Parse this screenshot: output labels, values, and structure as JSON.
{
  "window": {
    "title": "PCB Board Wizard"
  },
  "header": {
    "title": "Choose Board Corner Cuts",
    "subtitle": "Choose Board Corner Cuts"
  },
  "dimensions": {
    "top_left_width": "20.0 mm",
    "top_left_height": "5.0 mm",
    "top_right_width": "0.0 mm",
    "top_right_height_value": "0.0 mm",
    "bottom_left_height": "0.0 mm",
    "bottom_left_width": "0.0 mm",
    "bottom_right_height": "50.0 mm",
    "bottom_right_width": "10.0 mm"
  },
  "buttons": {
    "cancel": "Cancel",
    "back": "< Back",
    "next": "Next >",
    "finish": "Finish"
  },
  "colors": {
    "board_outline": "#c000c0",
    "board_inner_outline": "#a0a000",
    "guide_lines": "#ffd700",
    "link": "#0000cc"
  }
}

★ ★ ★ ★ ★ ★ ★

### Work instructions
Retype the material in full, character for character.

### Finished answer
Parse this screenshot: output labels, values, and structure as JSON.
{
  "window": {
    "title": "PCB Board Wizard"
  },
  "header": {
    "title": "Choose Board Corner Cuts",
    "subtitle": "Choose Board Corner Cuts"
  },
  "dimensions": {
    "top_left_width": "20.0 mm",
    "top_left_height": "5.0 mm",
    "top_right_width": "0.0 mm",
    "top_right_height_value": "0.0 mm",
    "bottom_left_height": "0.0 mm",
    "bottom_left_width": "0.0 mm",
    "bottom_right_height": "50.0 mm",
    "bottom_right_width": "10.0 mm"
  },
  "buttons": {
    "cancel": "Cancel",
    "back": "< Back",
    "next": "Next >",
    "finish": "Finish"
  },
  "colors": {
    "board_outline": "#c000c0",
    "board_inner_outline": "#a0a000",
    "guide_lines": "#ffd700",
    "link": "#0000cc"
  }
}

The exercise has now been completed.